→ **Instructions for the task**: How many lines in the entries below contain "mant"? Answer with the number only.

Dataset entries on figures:
★ ★ ★ ★ ★

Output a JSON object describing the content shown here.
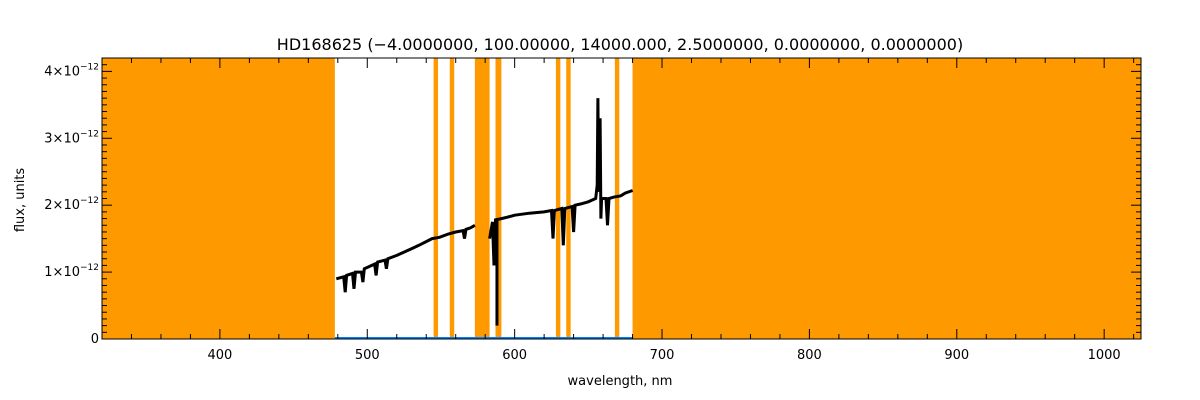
{
  "chart_data": {
    "type": "line",
    "title": "HD168625    (−4.0000000, 100.00000, 14000.000, 2.5000000, 0.0000000, 0.0000000)",
    "xlabel": "wavelength, nm",
    "ylabel": "flux, units",
    "xlim": [
      320,
      1025
    ],
    "ylim": [
      0,
      4.2e-12
    ],
    "x_ticks": [
      {
        "value": 400,
        "label": "400"
      },
      {
        "value": 500,
        "label": "500"
      },
      {
        "value": 600,
        "label": "600"
      },
      {
        "value": 700,
        "label": "700"
      },
      {
        "value": 800,
        "label": "800"
      },
      {
        "value": 900,
        "label": "900"
      },
      {
        "value": 1000,
        "label": "1000"
      }
    ],
    "y_ticks": [
      {
        "value": 0,
        "mant": "0",
        "exp": ""
      },
      {
        "value": 1e-12,
        "mant": "1×10",
        "exp": "−12"
      },
      {
        "value": 2e-12,
        "mant": "2×10",
        "exp": "−12"
      },
      {
        "value": 3e-12,
        "mant": "3×10",
        "exp": "−12"
      },
      {
        "value": 4e-12,
        "mant": "4×10",
        "exp": "−12"
      }
    ],
    "colors": {
      "masked_region": "#ff9900",
      "spectrum": "#000000",
      "zero_line": "#0080ff"
    },
    "masked_regions": [
      [
        320,
        478
      ],
      [
        545,
        548
      ],
      [
        556,
        559
      ],
      [
        573,
        583
      ],
      [
        587,
        591
      ],
      [
        628,
        631
      ],
      [
        635,
        638
      ],
      [
        668,
        671
      ],
      [
        680,
        1025
      ]
    ],
    "series": [
      {
        "segment": 1,
        "x": [
          479,
          484,
          485,
          486,
          490,
          491,
          492,
          496,
          497,
          498,
          505,
          506,
          507,
          512,
          513,
          514,
          520,
          530,
          535,
          544,
          549,
          555,
          560,
          565,
          566,
          567,
          570,
          573
        ],
        "y": [
          9e-13,
          9.3e-13,
          7e-13,
          9.5e-13,
          9.8e-13,
          7.5e-13,
          1e-12,
          1e-12,
          8.5e-13,
          1.05e-12,
          1.12e-12,
          9.5e-13,
          1.15e-12,
          1.18e-12,
          1.05e-12,
          1.2e-12,
          1.25e-12,
          1.35e-12,
          1.4e-12,
          1.5e-12,
          1.52e-12,
          1.57e-12,
          1.6e-12,
          1.62e-12,
          1.5e-12,
          1.64e-12,
          1.66e-12,
          1.7e-12
        ]
      },
      {
        "segment": 2,
        "x": [
          583,
          585,
          586,
          587,
          591,
          595,
          600,
          610,
          620,
          625,
          626,
          627,
          632,
          633,
          634,
          639,
          640,
          641,
          645,
          650,
          655,
          656,
          656.5,
          657,
          658,
          658.5,
          659,
          662,
          663,
          664,
          667,
          672,
          675,
          680
        ],
        "y": [
          1.5e-12,
          1.75e-12,
          1.1e-12,
          1.78e-12,
          1.8e-12,
          1.82e-12,
          1.85e-12,
          1.88e-12,
          1.9e-12,
          1.92e-12,
          1.5e-12,
          1.92e-12,
          1.95e-12,
          1.4e-12,
          1.95e-12,
          1.98e-12,
          1.6e-12,
          2e-12,
          2.02e-12,
          2.05e-12,
          2.1e-12,
          2.3e-12,
          3.6e-12,
          2.2e-12,
          3.3e-12,
          1.8e-12,
          2.1e-12,
          2.1e-12,
          1.7e-12,
          2.1e-12,
          2.12e-12,
          2.14e-12,
          2.18e-12,
          2.22e-12
        ]
      }
    ],
    "series_note": "",
    "extra_lines": [
      {
        "x": [
          588,
          588
        ],
        "y": [
          1.8e-12,
          2e-13
        ]
      }
    ]
  }
}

★ ★ ★ ★ ★

→ **The output**: 5